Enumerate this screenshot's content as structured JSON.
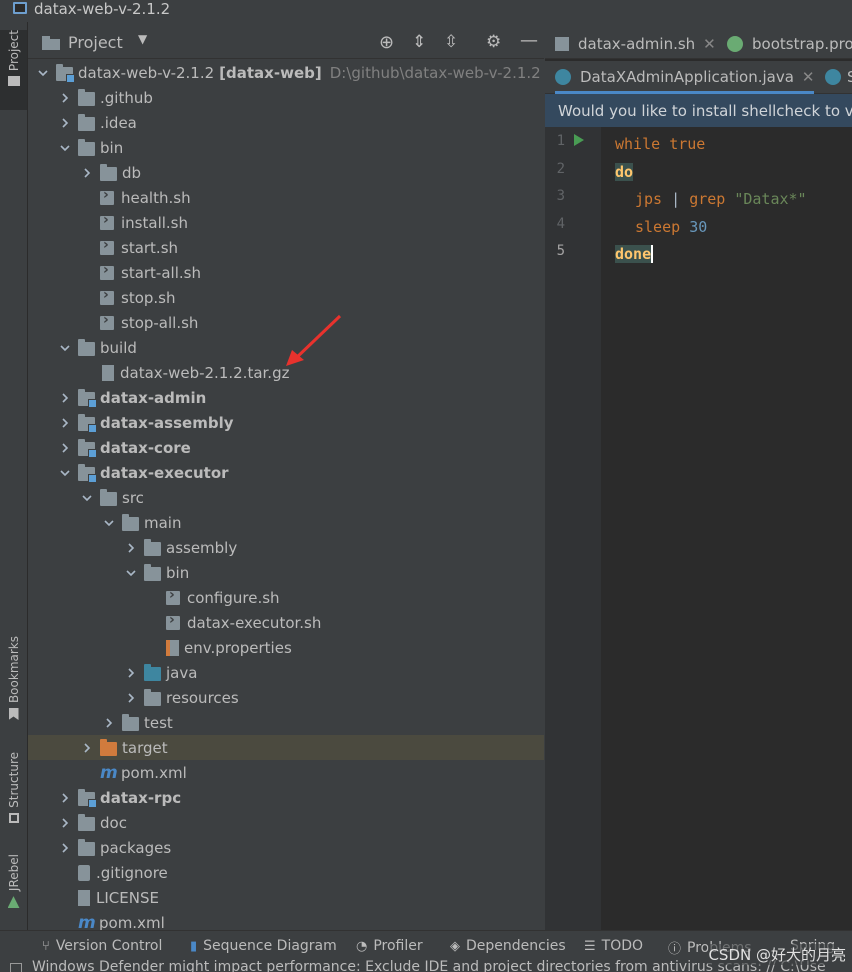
{
  "window": {
    "title": "datax-web-v-2.1.2"
  },
  "left_strip": {
    "project": "Project",
    "bookmarks": "Bookmarks",
    "structure": "Structure",
    "jrebel": "JRebel"
  },
  "project_panel": {
    "title": "Project"
  },
  "tree": {
    "root_name": "datax-web-v-2.1.2",
    "root_module": "[datax-web]",
    "root_path": "D:\\github\\datax-web-v-2.1.2",
    "items": [
      "datax-web-v-2.1.2",
      ".github",
      ".idea",
      "bin",
      "db",
      "health.sh",
      "install.sh",
      "start.sh",
      "start-all.sh",
      "stop.sh",
      "stop-all.sh",
      "build",
      "datax-web-2.1.2.tar.gz",
      "datax-admin",
      "datax-assembly",
      "datax-core",
      "datax-executor",
      "src",
      "main",
      "assembly",
      "bin",
      "configure.sh",
      "datax-executor.sh",
      "env.properties",
      "java",
      "resources",
      "test",
      "target",
      "pom.xml",
      "datax-rpc",
      "doc",
      "packages",
      ".gitignore",
      "LICENSE",
      "pom.xml"
    ]
  },
  "editor": {
    "tabs_top": [
      "datax-admin.sh",
      "bootstrap.pro"
    ],
    "tabs_second": [
      "DataXAdminApplication.java",
      "S"
    ],
    "banner": "Would you like to install shellcheck to ve",
    "line_numbers": [
      "1",
      "2",
      "3",
      "4",
      "5"
    ],
    "code": {
      "l1_a": "while",
      "l1_b": "true",
      "l2": "do",
      "l3_a": "jps",
      "l3_b": "|",
      "l3_c": "grep",
      "l3_d": "\"Datax*\"",
      "l4_a": "sleep",
      "l4_b": "30",
      "l5": "done"
    }
  },
  "statusbar": {
    "items": [
      "Version Control",
      "Sequence Diagram",
      "Profiler",
      "Dependencies",
      "TODO",
      "Problems",
      "Spring"
    ],
    "bottom_text": "Windows Defender might impact performance: Exclude IDE and project directories from antivirus scans: // C:\\Use"
  },
  "watermark": "CSDN @好大的月亮",
  "colors": {
    "background": "#3c3f41",
    "editor": "#2b2b2b",
    "arrow": "#e8322d"
  }
}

• Exercise details: With the pictures left out, return all the material above exactly.

• Exercise output:
Enumerate this screenshot's content as structured JSON.
{
  "window": {
    "title": "datax-web-v-2.1.2"
  },
  "left_strip": {
    "project": "Project",
    "bookmarks": "Bookmarks",
    "structure": "Structure",
    "jrebel": "JRebel"
  },
  "project_panel": {
    "title": "Project"
  },
  "tree": {
    "root_name": "datax-web-v-2.1.2",
    "root_module": "[datax-web]",
    "root_path": "D:\\github\\datax-web-v-2.1.2",
    "items": [
      "datax-web-v-2.1.2",
      ".github",
      ".idea",
      "bin",
      "db",
      "health.sh",
      "install.sh",
      "start.sh",
      "start-all.sh",
      "stop.sh",
      "stop-all.sh",
      "build",
      "datax-web-2.1.2.tar.gz",
      "datax-admin",
      "datax-assembly",
      "datax-core",
      "datax-executor",
      "src",
      "main",
      "assembly",
      "bin",
      "configure.sh",
      "datax-executor.sh",
      "env.properties",
      "java",
      "resources",
      "test",
      "target",
      "pom.xml",
      "datax-rpc",
      "doc",
      "packages",
      ".gitignore",
      "LICENSE",
      "pom.xml"
    ]
  },
  "editor": {
    "tabs_top": [
      "datax-admin.sh",
      "bootstrap.pro"
    ],
    "tabs_second": [
      "DataXAdminApplication.java",
      "S"
    ],
    "banner": "Would you like to install shellcheck to ve",
    "line_numbers": [
      "1",
      "2",
      "3",
      "4",
      "5"
    ],
    "code": {
      "l1_a": "while",
      "l1_b": "true",
      "l2": "do",
      "l3_a": "jps",
      "l3_b": "|",
      "l3_c": "grep",
      "l3_d": "\"Datax*\"",
      "l4_a": "sleep",
      "l4_b": "30",
      "l5": "done"
    }
  },
  "statusbar": {
    "items": [
      "Version Control",
      "Sequence Diagram",
      "Profiler",
      "Dependencies",
      "TODO",
      "Problems",
      "Spring"
    ],
    "bottom_text": "Windows Defender might impact performance: Exclude IDE and project directories from antivirus scans: // C:\\Use"
  },
  "watermark": "CSDN @好大的月亮",
  "colors": {
    "background": "#3c3f41",
    "editor": "#2b2b2b",
    "arrow": "#e8322d"
  }
}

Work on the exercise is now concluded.